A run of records

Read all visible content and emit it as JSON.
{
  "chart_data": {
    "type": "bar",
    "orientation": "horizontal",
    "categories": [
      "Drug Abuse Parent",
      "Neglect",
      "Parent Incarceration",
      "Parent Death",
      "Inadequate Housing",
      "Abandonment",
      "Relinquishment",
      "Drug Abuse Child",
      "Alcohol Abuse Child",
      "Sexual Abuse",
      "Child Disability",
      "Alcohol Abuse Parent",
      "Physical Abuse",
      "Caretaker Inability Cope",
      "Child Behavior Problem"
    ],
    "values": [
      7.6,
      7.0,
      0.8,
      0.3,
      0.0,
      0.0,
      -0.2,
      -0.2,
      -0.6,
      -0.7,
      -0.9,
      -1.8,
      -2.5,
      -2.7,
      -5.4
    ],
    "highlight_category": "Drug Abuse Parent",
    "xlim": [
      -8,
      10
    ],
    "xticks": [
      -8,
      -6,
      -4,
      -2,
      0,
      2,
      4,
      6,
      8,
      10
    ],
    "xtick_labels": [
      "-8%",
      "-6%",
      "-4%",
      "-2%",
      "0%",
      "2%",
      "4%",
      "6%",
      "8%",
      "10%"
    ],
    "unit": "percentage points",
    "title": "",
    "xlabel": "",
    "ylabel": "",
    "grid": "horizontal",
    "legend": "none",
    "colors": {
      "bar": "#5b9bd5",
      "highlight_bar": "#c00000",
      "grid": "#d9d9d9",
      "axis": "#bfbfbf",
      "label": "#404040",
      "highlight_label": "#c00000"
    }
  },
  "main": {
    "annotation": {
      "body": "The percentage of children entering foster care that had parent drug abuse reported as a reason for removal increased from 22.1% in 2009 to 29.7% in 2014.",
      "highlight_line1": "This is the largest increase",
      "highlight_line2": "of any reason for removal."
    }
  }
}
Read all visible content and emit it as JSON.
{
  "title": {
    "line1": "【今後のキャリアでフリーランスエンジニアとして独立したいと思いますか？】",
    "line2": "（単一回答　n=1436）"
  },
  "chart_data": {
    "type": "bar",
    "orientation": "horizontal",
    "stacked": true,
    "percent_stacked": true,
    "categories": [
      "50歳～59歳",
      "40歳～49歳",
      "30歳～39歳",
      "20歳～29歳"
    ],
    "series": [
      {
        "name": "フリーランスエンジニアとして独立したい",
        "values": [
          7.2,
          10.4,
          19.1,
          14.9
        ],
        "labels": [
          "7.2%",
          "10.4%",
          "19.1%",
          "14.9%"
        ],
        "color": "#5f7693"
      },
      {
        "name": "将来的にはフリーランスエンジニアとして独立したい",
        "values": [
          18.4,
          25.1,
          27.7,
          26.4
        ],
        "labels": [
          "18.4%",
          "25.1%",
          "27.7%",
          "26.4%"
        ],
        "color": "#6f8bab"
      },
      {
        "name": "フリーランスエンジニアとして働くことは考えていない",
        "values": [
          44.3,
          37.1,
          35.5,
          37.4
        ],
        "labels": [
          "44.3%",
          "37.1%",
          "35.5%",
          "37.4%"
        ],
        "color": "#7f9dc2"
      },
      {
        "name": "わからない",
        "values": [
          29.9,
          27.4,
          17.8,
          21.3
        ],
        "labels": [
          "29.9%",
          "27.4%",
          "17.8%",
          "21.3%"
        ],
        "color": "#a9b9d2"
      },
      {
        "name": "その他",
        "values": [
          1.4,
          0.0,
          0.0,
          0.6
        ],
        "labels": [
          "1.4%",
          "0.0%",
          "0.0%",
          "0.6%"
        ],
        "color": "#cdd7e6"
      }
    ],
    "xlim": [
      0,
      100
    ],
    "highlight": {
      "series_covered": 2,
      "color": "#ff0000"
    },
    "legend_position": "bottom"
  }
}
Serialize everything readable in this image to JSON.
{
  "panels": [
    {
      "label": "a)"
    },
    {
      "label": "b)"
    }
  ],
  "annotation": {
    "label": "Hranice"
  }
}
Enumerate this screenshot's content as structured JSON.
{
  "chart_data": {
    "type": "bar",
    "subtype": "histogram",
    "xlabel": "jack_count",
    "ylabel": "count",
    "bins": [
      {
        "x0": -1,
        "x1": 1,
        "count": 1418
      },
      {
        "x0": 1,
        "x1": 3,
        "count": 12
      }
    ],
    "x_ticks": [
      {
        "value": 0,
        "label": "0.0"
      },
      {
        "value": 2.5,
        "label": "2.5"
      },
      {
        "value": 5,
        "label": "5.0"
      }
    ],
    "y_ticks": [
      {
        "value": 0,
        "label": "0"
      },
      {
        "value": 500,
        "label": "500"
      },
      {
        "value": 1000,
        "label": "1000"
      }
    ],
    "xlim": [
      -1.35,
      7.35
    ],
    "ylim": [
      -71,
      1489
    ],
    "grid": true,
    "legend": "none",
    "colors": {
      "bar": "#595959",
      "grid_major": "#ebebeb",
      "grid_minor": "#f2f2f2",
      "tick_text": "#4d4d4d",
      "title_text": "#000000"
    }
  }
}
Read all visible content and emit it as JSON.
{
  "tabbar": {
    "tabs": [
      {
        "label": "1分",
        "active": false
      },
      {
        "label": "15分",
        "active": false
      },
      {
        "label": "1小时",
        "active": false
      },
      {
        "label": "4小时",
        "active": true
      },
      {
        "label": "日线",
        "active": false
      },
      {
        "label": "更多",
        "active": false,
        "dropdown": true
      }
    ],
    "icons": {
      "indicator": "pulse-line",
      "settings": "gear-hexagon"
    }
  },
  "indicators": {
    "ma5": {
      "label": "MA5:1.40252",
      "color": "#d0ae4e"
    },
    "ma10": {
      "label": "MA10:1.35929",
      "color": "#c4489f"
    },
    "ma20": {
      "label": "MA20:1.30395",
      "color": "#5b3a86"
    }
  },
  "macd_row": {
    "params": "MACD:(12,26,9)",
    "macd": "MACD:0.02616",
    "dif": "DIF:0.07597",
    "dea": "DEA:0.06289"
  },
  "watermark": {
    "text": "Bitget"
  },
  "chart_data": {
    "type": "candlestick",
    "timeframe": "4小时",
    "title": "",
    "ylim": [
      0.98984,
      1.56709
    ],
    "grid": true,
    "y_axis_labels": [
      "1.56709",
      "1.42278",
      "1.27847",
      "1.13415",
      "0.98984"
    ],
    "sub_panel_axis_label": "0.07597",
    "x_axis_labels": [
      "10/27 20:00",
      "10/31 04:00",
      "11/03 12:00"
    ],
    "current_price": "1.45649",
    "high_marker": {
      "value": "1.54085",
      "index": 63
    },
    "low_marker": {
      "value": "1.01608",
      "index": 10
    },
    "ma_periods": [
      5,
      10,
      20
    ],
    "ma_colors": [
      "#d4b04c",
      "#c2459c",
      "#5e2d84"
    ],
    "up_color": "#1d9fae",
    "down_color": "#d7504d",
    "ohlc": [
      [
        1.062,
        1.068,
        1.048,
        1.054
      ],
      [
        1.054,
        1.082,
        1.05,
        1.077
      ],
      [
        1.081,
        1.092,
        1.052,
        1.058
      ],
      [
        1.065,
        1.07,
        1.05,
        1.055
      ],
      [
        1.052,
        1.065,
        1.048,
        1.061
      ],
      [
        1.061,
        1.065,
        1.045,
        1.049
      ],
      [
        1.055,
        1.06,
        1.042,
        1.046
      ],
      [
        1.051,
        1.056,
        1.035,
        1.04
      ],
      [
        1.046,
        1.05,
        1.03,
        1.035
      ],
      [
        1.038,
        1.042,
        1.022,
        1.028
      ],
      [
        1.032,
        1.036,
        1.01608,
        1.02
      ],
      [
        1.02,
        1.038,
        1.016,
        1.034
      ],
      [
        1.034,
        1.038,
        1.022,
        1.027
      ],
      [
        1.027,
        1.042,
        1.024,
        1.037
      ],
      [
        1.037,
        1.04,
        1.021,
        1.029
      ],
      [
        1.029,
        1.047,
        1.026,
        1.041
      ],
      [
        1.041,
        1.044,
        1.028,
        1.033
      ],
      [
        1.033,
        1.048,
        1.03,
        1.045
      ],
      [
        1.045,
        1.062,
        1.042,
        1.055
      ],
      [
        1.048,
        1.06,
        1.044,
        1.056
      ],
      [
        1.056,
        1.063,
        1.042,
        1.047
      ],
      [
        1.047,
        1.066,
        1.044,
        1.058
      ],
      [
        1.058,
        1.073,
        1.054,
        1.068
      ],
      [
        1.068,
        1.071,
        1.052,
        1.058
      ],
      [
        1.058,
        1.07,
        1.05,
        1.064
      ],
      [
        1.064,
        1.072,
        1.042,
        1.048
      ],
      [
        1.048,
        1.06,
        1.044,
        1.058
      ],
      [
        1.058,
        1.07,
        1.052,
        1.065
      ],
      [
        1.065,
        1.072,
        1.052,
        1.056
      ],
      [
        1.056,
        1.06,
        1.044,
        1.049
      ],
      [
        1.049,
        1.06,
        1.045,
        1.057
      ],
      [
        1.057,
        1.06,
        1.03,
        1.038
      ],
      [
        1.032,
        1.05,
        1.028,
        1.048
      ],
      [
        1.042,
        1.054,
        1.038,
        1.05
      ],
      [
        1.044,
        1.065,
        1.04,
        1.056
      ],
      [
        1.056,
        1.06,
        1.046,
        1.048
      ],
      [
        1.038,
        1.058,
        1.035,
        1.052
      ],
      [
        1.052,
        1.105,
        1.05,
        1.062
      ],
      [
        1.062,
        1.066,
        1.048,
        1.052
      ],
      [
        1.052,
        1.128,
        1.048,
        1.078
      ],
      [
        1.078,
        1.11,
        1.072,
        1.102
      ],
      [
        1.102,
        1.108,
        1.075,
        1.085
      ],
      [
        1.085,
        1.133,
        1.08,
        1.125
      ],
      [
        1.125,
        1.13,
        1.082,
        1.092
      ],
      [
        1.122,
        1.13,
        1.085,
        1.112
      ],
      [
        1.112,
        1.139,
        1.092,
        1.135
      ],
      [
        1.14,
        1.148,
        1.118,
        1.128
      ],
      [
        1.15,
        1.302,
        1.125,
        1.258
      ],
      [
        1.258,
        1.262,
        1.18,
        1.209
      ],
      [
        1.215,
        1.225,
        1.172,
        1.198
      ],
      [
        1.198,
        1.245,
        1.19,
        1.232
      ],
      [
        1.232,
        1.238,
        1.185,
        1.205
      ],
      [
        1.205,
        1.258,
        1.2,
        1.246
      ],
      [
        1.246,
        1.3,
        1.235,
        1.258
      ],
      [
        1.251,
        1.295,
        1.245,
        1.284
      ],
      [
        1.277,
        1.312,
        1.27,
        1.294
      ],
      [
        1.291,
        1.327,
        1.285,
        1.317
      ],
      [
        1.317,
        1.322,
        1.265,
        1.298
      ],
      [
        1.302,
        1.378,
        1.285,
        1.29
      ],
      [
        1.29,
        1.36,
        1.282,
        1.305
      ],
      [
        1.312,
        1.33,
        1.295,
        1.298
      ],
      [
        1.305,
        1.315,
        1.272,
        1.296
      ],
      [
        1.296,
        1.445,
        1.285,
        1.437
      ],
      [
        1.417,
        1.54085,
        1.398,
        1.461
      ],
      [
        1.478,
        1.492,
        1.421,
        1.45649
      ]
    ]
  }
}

## Task objective
Find how many lines in the listing contain the word "reason" and give that count alone.

## Correct output
2